Exercise objective -> From the listing below, tally the lines that include "copy". Return only the total.
## start
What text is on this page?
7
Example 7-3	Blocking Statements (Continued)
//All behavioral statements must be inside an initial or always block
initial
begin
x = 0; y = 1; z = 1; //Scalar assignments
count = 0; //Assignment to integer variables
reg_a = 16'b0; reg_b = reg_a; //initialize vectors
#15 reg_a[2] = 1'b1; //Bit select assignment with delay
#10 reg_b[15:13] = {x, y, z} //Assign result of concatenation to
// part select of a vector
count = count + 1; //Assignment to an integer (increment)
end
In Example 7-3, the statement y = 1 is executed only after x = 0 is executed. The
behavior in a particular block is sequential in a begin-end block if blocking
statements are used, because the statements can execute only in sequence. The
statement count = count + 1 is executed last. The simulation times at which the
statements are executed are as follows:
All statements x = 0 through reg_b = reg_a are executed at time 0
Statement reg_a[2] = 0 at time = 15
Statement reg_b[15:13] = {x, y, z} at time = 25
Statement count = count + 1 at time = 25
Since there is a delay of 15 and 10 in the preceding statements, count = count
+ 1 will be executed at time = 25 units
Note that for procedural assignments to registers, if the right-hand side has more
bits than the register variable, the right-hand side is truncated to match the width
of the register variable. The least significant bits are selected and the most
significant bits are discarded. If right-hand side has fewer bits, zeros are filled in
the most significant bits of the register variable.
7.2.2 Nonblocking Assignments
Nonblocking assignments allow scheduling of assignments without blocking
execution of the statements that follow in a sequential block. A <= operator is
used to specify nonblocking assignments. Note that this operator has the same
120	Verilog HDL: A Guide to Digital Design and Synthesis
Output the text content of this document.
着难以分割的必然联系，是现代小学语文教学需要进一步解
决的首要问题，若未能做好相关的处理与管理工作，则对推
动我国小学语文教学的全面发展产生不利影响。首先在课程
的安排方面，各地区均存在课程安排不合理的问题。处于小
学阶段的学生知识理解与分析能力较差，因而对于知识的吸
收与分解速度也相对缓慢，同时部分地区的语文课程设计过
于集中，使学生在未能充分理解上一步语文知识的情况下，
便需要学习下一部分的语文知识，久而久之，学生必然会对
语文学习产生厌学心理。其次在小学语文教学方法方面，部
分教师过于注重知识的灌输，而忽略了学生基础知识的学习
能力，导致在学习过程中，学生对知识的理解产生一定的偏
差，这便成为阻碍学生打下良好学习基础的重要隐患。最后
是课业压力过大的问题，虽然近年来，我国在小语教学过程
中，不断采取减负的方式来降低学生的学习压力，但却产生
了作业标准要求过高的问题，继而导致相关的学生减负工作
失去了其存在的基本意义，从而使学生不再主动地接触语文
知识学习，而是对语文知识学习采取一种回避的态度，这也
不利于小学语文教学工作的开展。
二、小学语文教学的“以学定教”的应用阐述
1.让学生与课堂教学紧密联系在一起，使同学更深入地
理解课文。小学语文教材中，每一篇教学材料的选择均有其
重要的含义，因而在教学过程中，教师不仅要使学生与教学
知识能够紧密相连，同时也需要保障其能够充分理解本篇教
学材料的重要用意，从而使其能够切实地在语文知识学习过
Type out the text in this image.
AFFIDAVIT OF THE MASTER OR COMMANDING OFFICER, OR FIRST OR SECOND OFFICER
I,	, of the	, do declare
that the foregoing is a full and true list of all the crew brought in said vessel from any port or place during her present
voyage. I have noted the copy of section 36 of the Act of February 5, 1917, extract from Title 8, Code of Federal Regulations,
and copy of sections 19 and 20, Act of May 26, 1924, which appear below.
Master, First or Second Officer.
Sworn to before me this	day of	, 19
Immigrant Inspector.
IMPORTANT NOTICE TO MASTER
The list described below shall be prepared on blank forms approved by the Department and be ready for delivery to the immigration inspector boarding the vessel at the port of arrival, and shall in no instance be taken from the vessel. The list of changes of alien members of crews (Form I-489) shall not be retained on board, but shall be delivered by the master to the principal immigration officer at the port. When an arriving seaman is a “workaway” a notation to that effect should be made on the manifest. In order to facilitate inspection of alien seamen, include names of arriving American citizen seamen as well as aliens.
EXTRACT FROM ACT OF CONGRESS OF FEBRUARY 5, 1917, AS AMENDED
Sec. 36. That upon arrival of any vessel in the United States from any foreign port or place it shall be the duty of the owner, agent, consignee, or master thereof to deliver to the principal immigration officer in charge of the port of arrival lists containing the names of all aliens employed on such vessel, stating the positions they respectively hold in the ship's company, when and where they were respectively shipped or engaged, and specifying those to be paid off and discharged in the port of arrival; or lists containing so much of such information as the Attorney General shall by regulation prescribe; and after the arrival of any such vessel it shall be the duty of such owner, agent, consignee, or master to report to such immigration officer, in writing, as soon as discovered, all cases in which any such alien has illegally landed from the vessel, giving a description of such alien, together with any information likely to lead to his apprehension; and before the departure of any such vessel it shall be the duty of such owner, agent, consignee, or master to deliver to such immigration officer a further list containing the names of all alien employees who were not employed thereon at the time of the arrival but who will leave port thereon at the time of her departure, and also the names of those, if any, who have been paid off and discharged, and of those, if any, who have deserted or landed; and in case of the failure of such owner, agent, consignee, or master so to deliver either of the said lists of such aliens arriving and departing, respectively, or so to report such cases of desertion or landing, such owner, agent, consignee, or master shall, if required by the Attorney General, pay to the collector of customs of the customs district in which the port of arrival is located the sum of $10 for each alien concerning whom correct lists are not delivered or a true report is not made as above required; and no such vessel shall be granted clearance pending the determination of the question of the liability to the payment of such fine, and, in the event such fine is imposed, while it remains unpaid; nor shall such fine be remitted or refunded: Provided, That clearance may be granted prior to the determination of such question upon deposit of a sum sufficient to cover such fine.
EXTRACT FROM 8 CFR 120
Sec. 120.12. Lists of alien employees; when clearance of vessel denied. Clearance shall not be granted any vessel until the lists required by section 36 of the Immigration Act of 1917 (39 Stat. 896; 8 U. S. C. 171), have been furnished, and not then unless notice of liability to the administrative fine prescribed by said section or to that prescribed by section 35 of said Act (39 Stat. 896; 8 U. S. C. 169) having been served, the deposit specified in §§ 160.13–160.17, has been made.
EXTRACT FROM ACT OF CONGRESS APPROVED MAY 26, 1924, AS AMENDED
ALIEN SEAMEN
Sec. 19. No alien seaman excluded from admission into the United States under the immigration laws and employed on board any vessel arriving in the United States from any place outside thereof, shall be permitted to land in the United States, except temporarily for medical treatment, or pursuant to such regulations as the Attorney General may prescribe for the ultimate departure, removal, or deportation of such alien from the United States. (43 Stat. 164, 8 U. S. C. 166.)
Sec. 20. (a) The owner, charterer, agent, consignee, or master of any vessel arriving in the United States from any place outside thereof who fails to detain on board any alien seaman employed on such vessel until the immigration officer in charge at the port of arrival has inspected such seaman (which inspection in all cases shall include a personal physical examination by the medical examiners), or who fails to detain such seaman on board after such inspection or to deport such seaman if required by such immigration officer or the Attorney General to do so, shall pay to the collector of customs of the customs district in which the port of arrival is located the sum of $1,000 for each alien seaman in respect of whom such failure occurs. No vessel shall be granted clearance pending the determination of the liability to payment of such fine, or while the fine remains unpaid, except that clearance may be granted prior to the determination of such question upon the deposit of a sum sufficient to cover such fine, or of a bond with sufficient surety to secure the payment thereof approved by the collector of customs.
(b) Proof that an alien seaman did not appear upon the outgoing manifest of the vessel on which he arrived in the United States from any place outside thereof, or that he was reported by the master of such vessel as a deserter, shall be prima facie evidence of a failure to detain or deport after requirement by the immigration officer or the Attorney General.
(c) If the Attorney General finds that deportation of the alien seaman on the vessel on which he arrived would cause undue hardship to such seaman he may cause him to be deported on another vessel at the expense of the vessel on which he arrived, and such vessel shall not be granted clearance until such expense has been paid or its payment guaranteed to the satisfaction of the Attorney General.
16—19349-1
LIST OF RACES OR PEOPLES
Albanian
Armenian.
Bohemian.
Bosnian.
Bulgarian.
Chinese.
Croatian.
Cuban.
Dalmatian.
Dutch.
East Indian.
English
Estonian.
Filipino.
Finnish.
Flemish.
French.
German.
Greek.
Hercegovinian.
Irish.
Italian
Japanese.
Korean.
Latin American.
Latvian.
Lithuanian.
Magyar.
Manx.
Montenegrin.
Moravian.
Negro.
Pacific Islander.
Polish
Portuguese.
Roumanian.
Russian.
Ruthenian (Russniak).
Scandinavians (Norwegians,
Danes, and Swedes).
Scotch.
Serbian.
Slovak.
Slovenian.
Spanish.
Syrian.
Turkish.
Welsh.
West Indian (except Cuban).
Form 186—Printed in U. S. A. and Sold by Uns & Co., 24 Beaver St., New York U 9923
## end
Answer to this task -> 2